Objectives ->
1 - What share of users, according to the keyboard-versus-mouse post, would prefer the design option with the best performance?
2 - Return the keyboard-versus-mouse post word for word, from "Quote from the" up to and including "Performance vs preference.".

Extracted text ->
######
Back in the late 80's, Apple Human Interface concluded that the mouse is faster than the keyboard, objectively. But also that every test person subjectively thought that the keyboard was faster.

Quote from the book "Tog on Interface", by Bruce Tognazzini (originaly published as an article at asktog.com):

We've done a cool $50 million of R & D on the Apple Human Interface. We discovered, among other things, two pertinent facts:

  • Test subjects consistently report that keyboarding is faster than mousing.
  • The stopwatch consistently proves mousing is faster than keyboarding.

This has caused many arguments and discussions (eg: by Jeff Atwood and at skeptics.SE, but all of these are based on subjective assumptions.

So, I'm looking for some other, newer studies that could either verify or refute those findings from the 80's. Are there any recent studies on the "Keyboard vs Mouse"-issue?

I'm concerned about two aspects:

  1. The time aspect. Performance vs preference.
  2. The workload aspect. What's the learning curve like? How many shortcuts does the novice user use, and how many shortcuts are the experienced user able to handle?


I don't doubt that keyboard shortcuts are faster is many situations, but I would like to see some more research on the issue. Conducting one myself isn't an option (and it would be unnecessary if it's already done). Subjective opinions and referral to "the obvious" won't give me the answers I'm searching either.

KLM/GOMS/MHP are all good models that could function as a theoretical basis to explain what's happening. Any reference to any such work on this area would be good too...

So why am I asking about this?
Well, as a UX professional, I would like to base my stack of knowledge on research, not assumptions. IMHO, the fundamentals of UX are based on "find out, don't assume".

It can be difficult to convince people about the UX-work. Having proper research is one of the most important tools we have. (Letting them observe users use their software is the most important one).

But it is so obvious!...
No it isn't. When users are confronted with multiple design options, the correlation between preference and performance is very low. Only 25% would prefer the solution with the best performance.
######
Data provided ->
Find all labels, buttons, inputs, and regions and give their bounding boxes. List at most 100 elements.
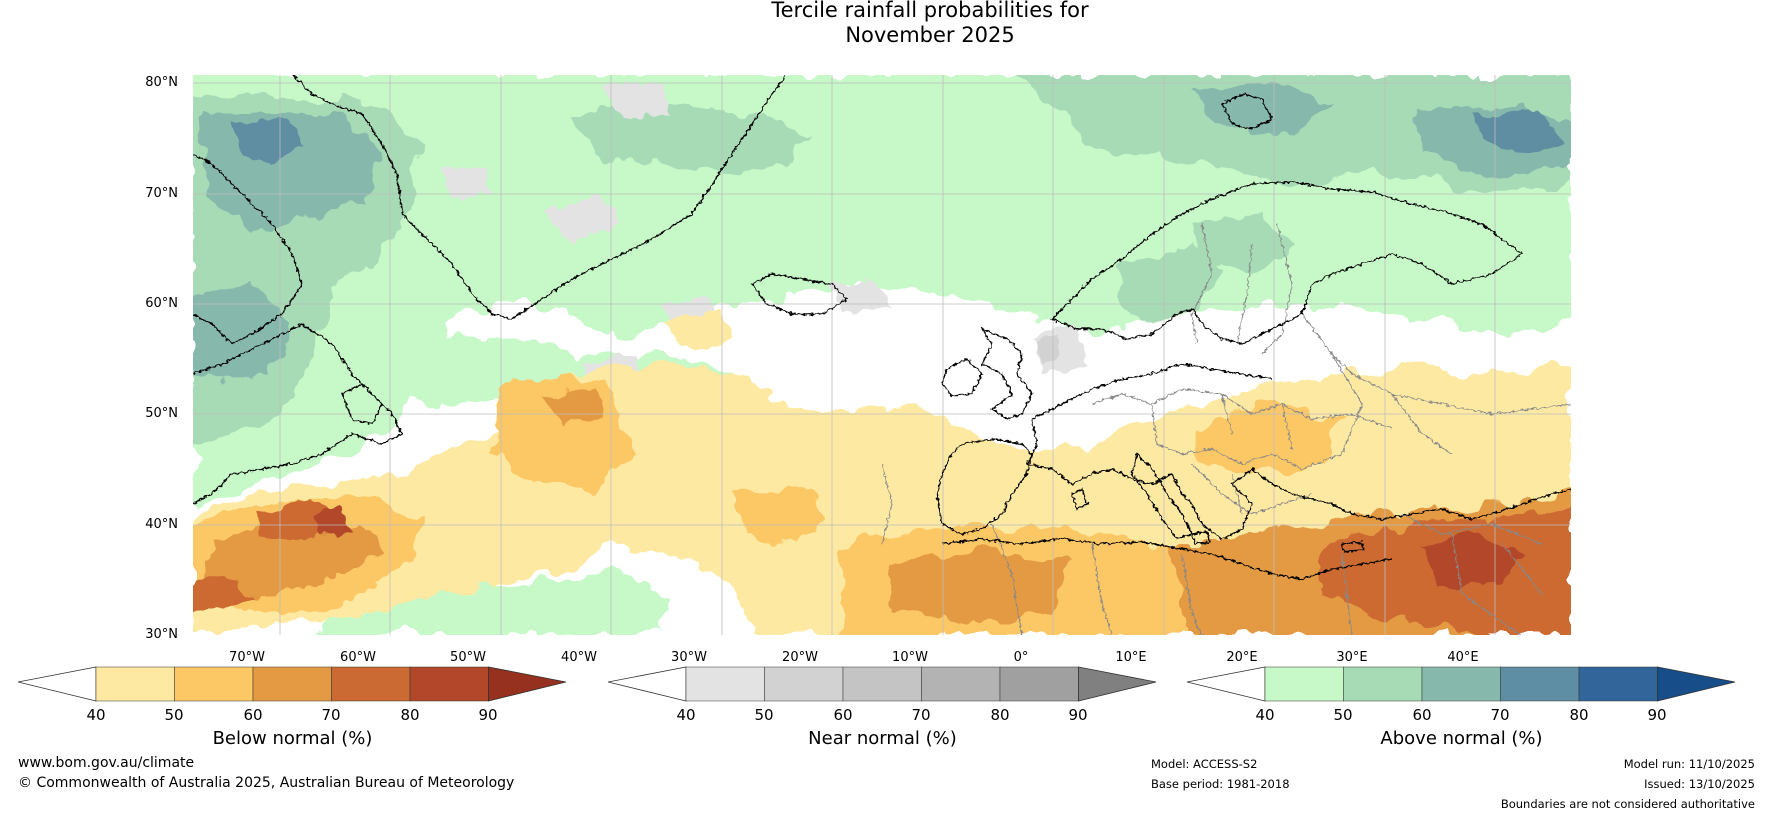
below-red-sw: [252, 499, 342, 544]
title-line-2: November 2025: [845, 23, 1015, 47]
graticule: [192, 74, 1572, 636]
above-tick-90: 90: [1647, 706, 1667, 724]
lon-label-30e: 30°E: [1336, 650, 1368, 665]
footer-issued: Issued: 13/10/2025: [1644, 777, 1755, 791]
coast-ireland: [941, 358, 983, 397]
below-red-sw2: [192, 574, 252, 614]
colorbar-below-swatch-1: [174, 666, 254, 702]
above-legend-title: Above normal (%): [1380, 728, 1543, 749]
colorbar-below-extend-low: [18, 666, 97, 702]
colorbar-above: [1187, 666, 1736, 702]
below-tick-90: 90: [478, 706, 498, 724]
map-border: [192, 74, 1572, 636]
near-patch-10: [1034, 336, 1062, 360]
colorbar-below: [18, 666, 567, 702]
colorbar-near-swatch-1: [764, 666, 844, 702]
colorbar-above-swatch-3: [1500, 666, 1580, 702]
lat-label-60n: 60°N: [145, 296, 178, 311]
lon-label-40w: 40°W: [561, 650, 597, 665]
country-borders: [881, 223, 1572, 636]
colorbar-above-swatch-4: [1578, 666, 1658, 702]
near-tick-70: 70: [911, 706, 931, 724]
border-middle-east: [1401, 513, 1543, 636]
map-title: Tercile rainfall probabilities for Novem…: [0, 0, 1770, 48]
colorbar-near-swatch-3: [921, 666, 1001, 702]
near-patch-9: [442, 164, 492, 199]
coast-med-islands: [1071, 488, 1365, 553]
below-legend-title: Below normal (%): [212, 728, 373, 749]
below-tick-50: 50: [164, 706, 184, 724]
colorbar-above-extend-low: [1187, 666, 1266, 702]
lon-label-10e: 10°E: [1115, 650, 1147, 665]
lon-label-70w: 70°W: [229, 650, 265, 665]
coast-north-africa: [941, 538, 1393, 580]
coast-continental-europe: [1025, 363, 1572, 540]
below-tick-60: 60: [243, 706, 263, 724]
above-teal-barents: [1192, 214, 1292, 274]
footer-copyright: © Commonwealth of Australia 2025, Austra…: [18, 775, 515, 791]
lon-label-30w: 30°W: [671, 650, 707, 665]
lat-label-30n: 30°N: [145, 627, 178, 642]
above-tick-40: 40: [1255, 706, 1275, 724]
above-mid-labrador: [192, 284, 292, 384]
below-dark-sw: [312, 509, 352, 534]
near-tick-60: 60: [833, 706, 853, 724]
colorbar-below-swatch-3: [331, 666, 411, 702]
below-dark-mideast: [1422, 534, 1522, 589]
above-teal-mid-arctic: [572, 104, 812, 174]
lon-label-0: 0°: [1013, 650, 1029, 665]
above-tick-50: 50: [1333, 706, 1353, 724]
below-mid-balkans: [1192, 404, 1342, 474]
above-tick-60: 60: [1412, 706, 1432, 724]
colorbar-above-swatch-0: [1264, 666, 1344, 702]
below-tick-40: 40: [86, 706, 106, 724]
below-mid-iberia: [732, 484, 832, 544]
colorbar-below-swatch-4: [409, 666, 489, 702]
coast-iceland: [750, 273, 849, 315]
coast-britain: [980, 327, 1033, 420]
lon-label-20e: 20°E: [1226, 650, 1258, 665]
below-tick-80: 80: [400, 706, 420, 724]
below-orange-nafrica: [892, 549, 1072, 624]
near-patch-3: [832, 279, 892, 314]
border-central-europe: [1091, 388, 1393, 470]
title-line-1: Tercile rainfall probabilities for: [771, 0, 1089, 22]
footer-base-period: Base period: 1981-2018: [1151, 777, 1290, 791]
near-patch-4: [1032, 324, 1092, 374]
above-tick-70: 70: [1490, 706, 1510, 724]
lat-label-80n: 80°N: [145, 75, 178, 90]
border-iberia: [881, 463, 893, 545]
below-orange-atlantic: [542, 389, 602, 429]
coast-baffin: [192, 153, 303, 345]
colorbar-near-swatch-2: [842, 666, 922, 702]
footer-model: Model: ACCESS-S2: [1151, 757, 1258, 771]
rainfall-map: [192, 74, 1572, 636]
border-north-africa: [991, 523, 1353, 636]
colorbar-above-extend-high: [1657, 666, 1736, 702]
near-tick-90: 90: [1068, 706, 1088, 724]
colorbar-above-swatch-1: [1343, 666, 1423, 702]
near-tick-50: 50: [754, 706, 774, 724]
coast-scandinavia: [1050, 181, 1524, 345]
border-eastern-europe: [1301, 313, 1572, 455]
border-scandinavia: [1191, 223, 1293, 355]
below-tick-70: 70: [321, 706, 341, 724]
colorbar-below-swatch-2: [252, 666, 332, 702]
coast-newfoundland: [341, 383, 383, 425]
border-balkans: [1191, 463, 1313, 515]
near-tick-40: 40: [676, 706, 696, 724]
footer-disclaimer: Boundaries are not considered authoritat…: [1500, 797, 1755, 811]
footer-website: www.bom.gov.au/climate: [18, 755, 195, 771]
colorbar-below-extend-high: [488, 666, 567, 702]
colorbar-near-extend-low: [608, 666, 687, 702]
coast-svalbard: [1221, 93, 1273, 130]
near-tick-80: 80: [990, 706, 1010, 724]
above-tick-80: 80: [1569, 706, 1589, 724]
lat-label-50n: 50°N: [145, 406, 178, 421]
coast-iberia: [936, 438, 1033, 535]
below-orange-sw: [202, 514, 382, 599]
below-nw-europe: [662, 314, 732, 349]
lat-label-40n: 40°N: [145, 517, 178, 532]
above-high-kara: [1472, 109, 1562, 154]
lon-label-50w: 50°W: [450, 650, 486, 665]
######
Results by task ->
1 - Only 25%

2 -
Quote from the book "Tog on Interface", by Bruce Tognazzini (originaly published as an article at asktog.com):

We've done a cool $50 million of R & D on the Apple Human Interface. We discovered, among other things, two pertinent facts:

  • Test subjects consistently report that keyboarding is faster than mousing.
  • The stopwatch consistently proves mousing is faster than keyboarding.

This has caused many arguments and discussions (eg: by Jeff Atwood and at skeptics.SE, but all of these are based on subjective assumptions.

So, I'm looking for some other, newer studies that could either verify or refute those findings from the 80's. Are there any recent studies on the "Keyboard vs Mouse"-issue?

I'm concerned about two aspects:

  1. The time aspect. Performance vs preference.